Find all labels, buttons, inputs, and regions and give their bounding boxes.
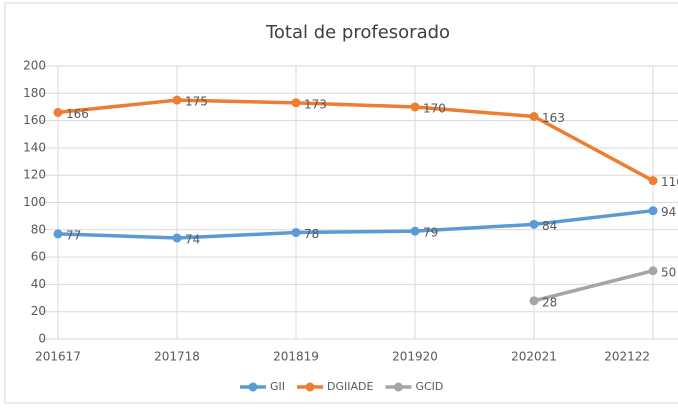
marker [648,206,658,216]
data-label: 94 [661,205,676,219]
data-label: 166 [66,107,89,121]
marker [291,228,301,238]
y-tick-label: 20 [31,304,46,318]
data-label: 175 [185,95,208,109]
marker [648,266,658,276]
marker [529,112,539,122]
data-label: 173 [304,97,327,111]
marker [53,229,63,239]
y-tick-label: 40 [31,277,46,291]
data-label: 116 [661,175,678,189]
series-line [532,269,655,303]
legend-marker [248,382,258,392]
series-line [56,98,655,183]
marker [410,226,420,236]
data-label: 79 [423,226,438,240]
y-tick-label: 200 [23,59,46,73]
y-tick-label: 180 [23,86,46,100]
legend-marker [305,382,315,392]
marker [172,95,182,105]
marker [410,102,420,112]
x-tick-label: 202122 [604,350,650,364]
y-tick-label: 0 [38,332,46,346]
marker [529,219,539,229]
data-label: 77 [66,228,81,242]
data-label: 84 [542,219,557,233]
marker [53,107,63,117]
data-label: 163 [542,111,565,125]
y-tick-label: 120 [23,168,46,182]
y-tick-label: 100 [23,195,46,209]
data-label: 78 [304,227,319,241]
data-label: 74 [185,232,200,246]
marker [529,296,539,306]
x-tick-label: 201920 [392,350,438,364]
x-tick-label: 201718 [154,350,200,364]
y-tick-label: 60 [31,250,46,264]
marker [172,233,182,243]
marker [291,98,301,108]
x-tick-label: 201819 [273,350,319,364]
legend-label: GCID [415,380,443,393]
legend-label: DGIIADE [327,380,373,393]
marker [648,176,658,186]
y-tick-label: 160 [23,113,46,127]
y-tick-label: 80 [31,222,46,236]
x-tick-label: 201617 [35,350,81,364]
y-tick-label: 140 [23,140,46,154]
data-label: 50 [661,265,676,279]
data-label: 170 [423,101,446,115]
data-label: 28 [542,295,557,309]
chart-title: Total de profesorado [265,22,450,43]
series-line [56,208,655,240]
legend-label: GII [270,380,285,393]
x-tick-label: 202021 [511,350,557,364]
legend-marker [393,382,403,392]
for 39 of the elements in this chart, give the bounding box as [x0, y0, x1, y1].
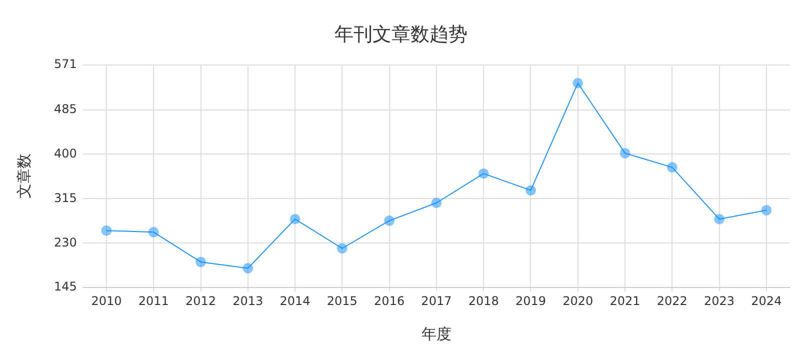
y-tick-label: 485	[54, 102, 77, 116]
y-tick-label: 315	[54, 190, 77, 205]
point	[620, 148, 631, 159]
y-tick-label: 230	[54, 235, 77, 250]
point	[242, 262, 254, 274]
point	[572, 78, 584, 89]
point	[430, 197, 442, 208]
x-tick-label: 2014	[280, 294, 310, 308]
point	[148, 226, 160, 238]
y-tick-label: 145	[54, 280, 77, 294]
point	[100, 225, 112, 236]
point	[195, 256, 206, 268]
x-tick-label: 2010	[91, 294, 122, 308]
x-tick-label: 2016	[374, 294, 405, 308]
chart-title: 年刊文章数趋势	[334, 23, 468, 46]
x-tick-label: 2011	[138, 294, 169, 308]
x-tick-label: 2015	[326, 294, 358, 308]
point	[336, 242, 348, 254]
x-tick-label: 2022	[656, 294, 688, 308]
x-tick-label: 2023	[704, 294, 735, 308]
point	[525, 184, 536, 196]
point	[290, 214, 301, 225]
x-tick-label: 2020	[562, 294, 594, 308]
x-tick-label: 2021	[610, 294, 640, 308]
x-tick-label: 2013	[232, 294, 264, 308]
x-tick-label: 2024	[751, 294, 782, 308]
y-tick-label: 571	[54, 56, 77, 71]
x-tick-label: 2018	[468, 294, 499, 308]
point	[666, 162, 678, 173]
point	[384, 215, 395, 226]
x-tick-label: 2012	[185, 294, 216, 308]
point	[714, 214, 725, 225]
x-tick-label: 2017	[421, 294, 452, 308]
x-axis-title: 年度	[421, 324, 452, 343]
x-tick-label: 2019	[515, 294, 546, 308]
point	[760, 204, 772, 216]
y-axis-title: 文章数	[14, 154, 33, 199]
point	[478, 168, 490, 180]
y-tick-label: 400	[54, 146, 77, 160]
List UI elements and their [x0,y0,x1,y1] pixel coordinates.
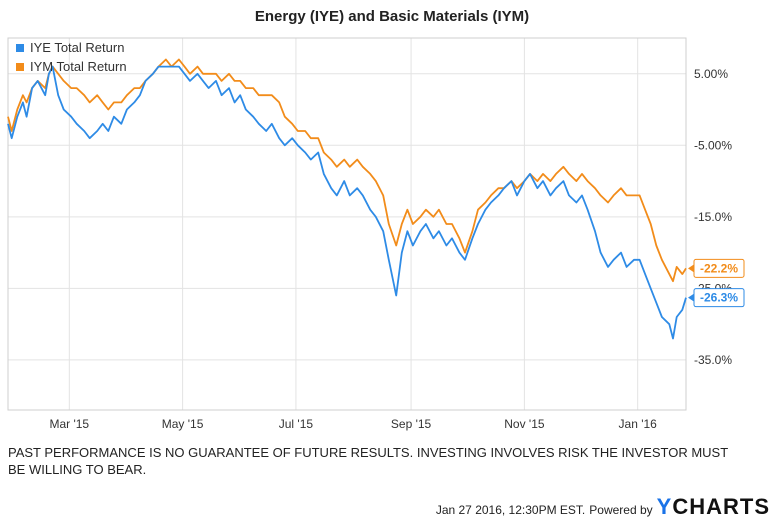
line-chart: Mar '15 May '15 Jul '15 Sep '15 Nov '15 Jan '… [7,37,745,431]
end-label-iye: -26.3% [688,288,745,308]
y-tick-label: 5.00% [694,67,728,81]
x-tick-label: Jul '15 [279,417,314,431]
disclaimer: PAST PERFORMANCE IS NO GUARANTEE OF FUTU… [8,445,728,477]
ycharts-logo[interactable]: YCHARTS [656,494,770,519]
x-tick-label: Nov '15 [504,417,545,431]
chart-title: Energy (IYE) and Basic Materials (IYM) [254,8,530,25]
end-label-text: -26.3% [700,291,738,305]
x-tick-label: Mar '15 [49,417,89,431]
x-tick-label: Jan '16 [619,417,658,431]
x-tick-label: Sep '15 [391,417,432,431]
y-tick-label: -35.0% [694,353,732,367]
legend-swatch [16,63,24,71]
timestamp: Jan 27 2016, 12:30PM EST. [435,503,586,517]
series-line-iye [7,65,687,340]
end-label-iym: -22.2% [688,258,745,278]
end-label-pointer [688,264,694,273]
footer: Jan 27 2016, 12:30PM EST. Powered by YCH… [436,494,770,520]
legend-label: IYM Total Return [30,59,127,74]
y-tick-label: -5.00% [694,138,732,152]
legend-label: IYE Total Return [30,40,124,55]
series-line-iym [7,58,687,283]
end-label-pointer [688,293,694,302]
x-tick-label: May '15 [162,417,204,431]
legend-swatch [16,44,24,52]
end-label-text: -22.2% [700,261,738,275]
powered-by: Powered by [589,503,653,517]
y-tick-label: -15.0% [694,210,732,224]
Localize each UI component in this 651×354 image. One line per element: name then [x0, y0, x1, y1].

#####

EXERCISE INSTRUCTIONS: Reproduce every line of the material above verbatim, from start to finish, omitting the pictures.

SOLUTION TO THIS EXERCISE:
Find all labels, buttons, inputs, and regions and give their bounding boxes.
marker [648,206,658,216]
data-label: 94 [661,205,676,219]
data-label: 166 [66,107,89,121]
marker [291,228,301,238]
y-tick-label: 20 [31,304,46,318]
data-label: 175 [185,95,208,109]
marker [648,266,658,276]
marker [529,112,539,122]
data-label: 173 [304,97,327,111]
marker [53,229,63,239]
y-tick-label: 40 [31,277,46,291]
data-label: 116 [661,175,678,189]
series-line [532,269,655,303]
legend-marker [248,382,258,392]
series-line [56,98,655,183]
marker [410,226,420,236]
data-label: 79 [423,226,438,240]
y-tick-label: 200 [23,59,46,73]
y-tick-label: 180 [23,86,46,100]
legend-marker [305,382,315,392]
marker [172,95,182,105]
marker [410,102,420,112]
x-tick-label: 202122 [604,350,650,364]
y-tick-label: 0 [38,332,46,346]
marker [529,219,539,229]
data-label: 77 [66,228,81,242]
data-label: 84 [542,219,557,233]
marker [53,107,63,117]
data-label: 163 [542,111,565,125]
y-tick-label: 120 [23,168,46,182]
y-tick-label: 100 [23,195,46,209]
data-label: 78 [304,227,319,241]
data-label: 74 [185,232,200,246]
marker [529,296,539,306]
x-tick-label: 201920 [392,350,438,364]
x-tick-label: 201718 [154,350,200,364]
y-tick-label: 60 [31,250,46,264]
marker [172,233,182,243]
marker [291,98,301,108]
x-tick-label: 201819 [273,350,319,364]
legend-label: GCID [415,380,443,393]
legend-label: DGIIADE [327,380,373,393]
marker [648,176,658,186]
y-tick-label: 160 [23,113,46,127]
y-tick-label: 80 [31,222,46,236]
x-tick-label: 201617 [35,350,81,364]
y-tick-label: 140 [23,140,46,154]
data-label: 50 [661,265,676,279]
data-label: 170 [423,101,446,115]
data-label: 28 [542,295,557,309]
chart-title: Total de profesorado [265,22,450,43]
series-line [56,208,655,240]
legend-label: GII [270,380,285,393]
x-tick-label: 202021 [511,350,557,364]
legend-marker [393,382,403,392]
for 39 of the elements in this chart, give the bounding box as [x0, y0, x1, y1].
y-tick-label: 485	[54, 102, 77, 116]
y-tick-label: 315	[54, 190, 77, 205]
point	[620, 148, 631, 159]
y-tick-label: 230	[54, 235, 77, 250]
point	[242, 262, 254, 274]
point	[572, 78, 584, 89]
point	[430, 197, 442, 208]
x-tick-label: 2014	[280, 294, 310, 308]
point	[148, 226, 160, 238]
y-tick-label: 145	[54, 280, 77, 294]
point	[100, 225, 112, 236]
point	[195, 256, 206, 268]
x-tick-label: 2010	[91, 294, 122, 308]
x-tick-label: 2016	[374, 294, 405, 308]
chart-title: 年刊文章数趋势	[334, 23, 468, 46]
x-tick-label: 2011	[138, 294, 169, 308]
x-tick-label: 2015	[326, 294, 358, 308]
point	[336, 242, 348, 254]
x-tick-label: 2022	[656, 294, 688, 308]
x-tick-label: 2023	[704, 294, 735, 308]
point	[525, 184, 536, 196]
point	[290, 214, 301, 225]
x-tick-label: 2020	[562, 294, 594, 308]
x-tick-label: 2021	[610, 294, 640, 308]
x-tick-label: 2013	[232, 294, 264, 308]
x-tick-label: 2024	[751, 294, 782, 308]
y-tick-label: 571	[54, 56, 77, 71]
x-tick-label: 2018	[468, 294, 499, 308]
point	[666, 162, 678, 173]
point	[384, 215, 395, 226]
x-tick-label: 2012	[185, 294, 216, 308]
point	[714, 214, 725, 225]
x-tick-label: 2017	[421, 294, 452, 308]
x-axis-title: 年度	[421, 324, 452, 343]
x-tick-label: 2019	[515, 294, 546, 308]
point	[760, 204, 772, 216]
y-axis-title: 文章数	[14, 154, 33, 199]
point	[478, 168, 490, 180]
y-tick-label: 400	[54, 146, 77, 160]
List UI elements and their [x0,y0,x1,y1] pixel coordinates.
line-chart: Mar '15 May '15 Jul '15 Sep '15 Nov '15 Jan '… [7,37,745,431]
end-label-iye: -26.3% [688,288,745,308]
y-tick-label: 5.00% [694,67,728,81]
x-tick-label: Jul '15 [279,417,314,431]
disclaimer: PAST PERFORMANCE IS NO GUARANTEE OF FUTU… [8,445,728,477]
ycharts-logo[interactable]: YCHARTS [656,494,770,519]
x-tick-label: Nov '15 [504,417,545,431]
chart-title: Energy (IYE) and Basic Materials (IYM) [254,8,530,25]
end-label-text: -26.3% [700,291,738,305]
x-tick-label: Mar '15 [49,417,89,431]
x-tick-label: Jan '16 [619,417,658,431]
x-tick-label: Sep '15 [391,417,432,431]
y-tick-label: -35.0% [694,353,732,367]
legend-swatch [16,63,24,71]
timestamp: Jan 27 2016, 12:30PM EST. [435,503,586,517]
series-line-iye [7,65,687,340]
end-label-iym: -22.2% [688,258,745,278]
end-label-pointer [688,264,694,273]
footer: Jan 27 2016, 12:30PM EST. Powered by YCH… [436,494,770,520]
legend-label: IYM Total Return [30,59,127,74]
y-tick-label: -5.00% [694,138,732,152]
legend-label: IYE Total Return [30,40,124,55]
series-line-iym [7,58,687,283]
end-label-pointer [688,293,694,302]
x-tick-label: May '15 [162,417,204,431]
legend-swatch [16,44,24,52]
end-label-text: -22.2% [700,261,738,275]
powered-by: Powered by [589,503,653,517]
y-tick-label: -15.0% [694,210,732,224]
Localize each UI component in this 651×354 image. One line per element: name then [x0, y0, x1, y1].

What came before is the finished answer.